§ DIRECTIONS
Print, exactly and completely, every entry in the data.

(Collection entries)

######

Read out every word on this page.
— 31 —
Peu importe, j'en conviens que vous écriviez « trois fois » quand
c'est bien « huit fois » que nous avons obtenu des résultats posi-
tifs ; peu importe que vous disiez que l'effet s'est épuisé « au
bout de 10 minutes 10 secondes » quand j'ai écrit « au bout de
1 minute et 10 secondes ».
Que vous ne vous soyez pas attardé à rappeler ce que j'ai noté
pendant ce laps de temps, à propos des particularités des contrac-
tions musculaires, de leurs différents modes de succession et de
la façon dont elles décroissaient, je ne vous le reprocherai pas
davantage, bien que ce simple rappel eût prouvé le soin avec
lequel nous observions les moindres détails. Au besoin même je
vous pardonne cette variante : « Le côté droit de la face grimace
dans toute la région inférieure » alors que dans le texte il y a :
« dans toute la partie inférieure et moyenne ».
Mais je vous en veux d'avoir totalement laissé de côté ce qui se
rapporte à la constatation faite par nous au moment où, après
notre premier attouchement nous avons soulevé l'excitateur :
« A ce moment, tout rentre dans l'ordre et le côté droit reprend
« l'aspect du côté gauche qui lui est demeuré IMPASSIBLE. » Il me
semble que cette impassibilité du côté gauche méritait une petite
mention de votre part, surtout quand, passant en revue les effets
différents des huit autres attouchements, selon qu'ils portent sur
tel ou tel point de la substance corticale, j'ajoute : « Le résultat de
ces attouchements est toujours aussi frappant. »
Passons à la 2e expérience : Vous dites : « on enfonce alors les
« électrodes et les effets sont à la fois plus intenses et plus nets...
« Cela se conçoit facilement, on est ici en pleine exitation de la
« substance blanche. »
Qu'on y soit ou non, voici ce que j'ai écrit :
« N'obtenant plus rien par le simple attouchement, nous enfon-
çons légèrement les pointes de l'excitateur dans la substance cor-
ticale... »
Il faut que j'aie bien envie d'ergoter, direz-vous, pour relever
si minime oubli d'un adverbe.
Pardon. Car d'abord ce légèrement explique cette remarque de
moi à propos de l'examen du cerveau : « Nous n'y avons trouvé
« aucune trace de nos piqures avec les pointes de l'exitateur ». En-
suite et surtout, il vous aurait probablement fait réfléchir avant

######

§ ANSWER
Read out every word on this page.
— 31 —
Peu importe, j'en conviens que vous écriviez « trois fois » quand
c'est bien « huit fois » que nous avons obtenu des résultats posi-
tifs ; peu importe que vous disiez que l'effet s'est épuisé « au
bout de 10 minutes 10 secondes » quand j'ai écrit « au bout de
1 minute et 10 secondes ».
Que vous ne vous soyez pas attardé à rappeler ce que j'ai noté
pendant ce laps de temps, à propos des particularités des contrac-
tions musculaires, de leurs différents modes de succession et de
la façon dont elles décroissaient, je ne vous le reprocherai pas
davantage, bien que ce simple rappel eût prouvé le soin avec
lequel nous observions les moindres détails. Au besoin même je
vous pardonne cette variante : « Le côté droit de la face grimace
dans toute la région inférieure » alors que dans le texte il y a :
« dans toute la partie inférieure et moyenne ».
Mais je vous en veux d'avoir totalement laissé de côté ce qui se
rapporte à la constatation faite par nous au moment où, après
notre premier attouchement nous avons soulevé l'excitateur :
« A ce moment, tout rentre dans l'ordre et le côté droit reprend
« l'aspect du côté gauche qui lui est demeuré IMPASSIBLE. » Il me
semble que cette impassibilité du côté gauche méritait une petite
mention de votre part, surtout quand, passant en revue les effets
différents des huit autres attouchements, selon qu'ils portent sur
tel ou tel point de la substance corticale, j'ajoute : « Le résultat de
ces attouchements est toujours aussi frappant. »
Passons à la 2e expérience : Vous dites : « on enfonce alors les
« électrodes et les effets sont à la fois plus intenses et plus nets...
« Cela se conçoit facilement, on est ici en pleine exitation de la
« substance blanche. »
Qu'on y soit ou non, voici ce que j'ai écrit :
« N'obtenant plus rien par le simple attouchement, nous enfon-
çons légèrement les pointes de l'excitateur dans la substance cor-
ticale... »
Il faut que j'aie bien envie d'ergoter, direz-vous, pour relever
si minime oubli d'un adverbe.
Pardon. Car d'abord ce légèrement explique cette remarque de
moi à propos de l'examen du cerveau : « Nous n'y avons trouvé
« aucune trace de nos piqures avec les pointes de l'exitateur ». En-
suite et surtout, il vous aurait probablement fait réfléchir avant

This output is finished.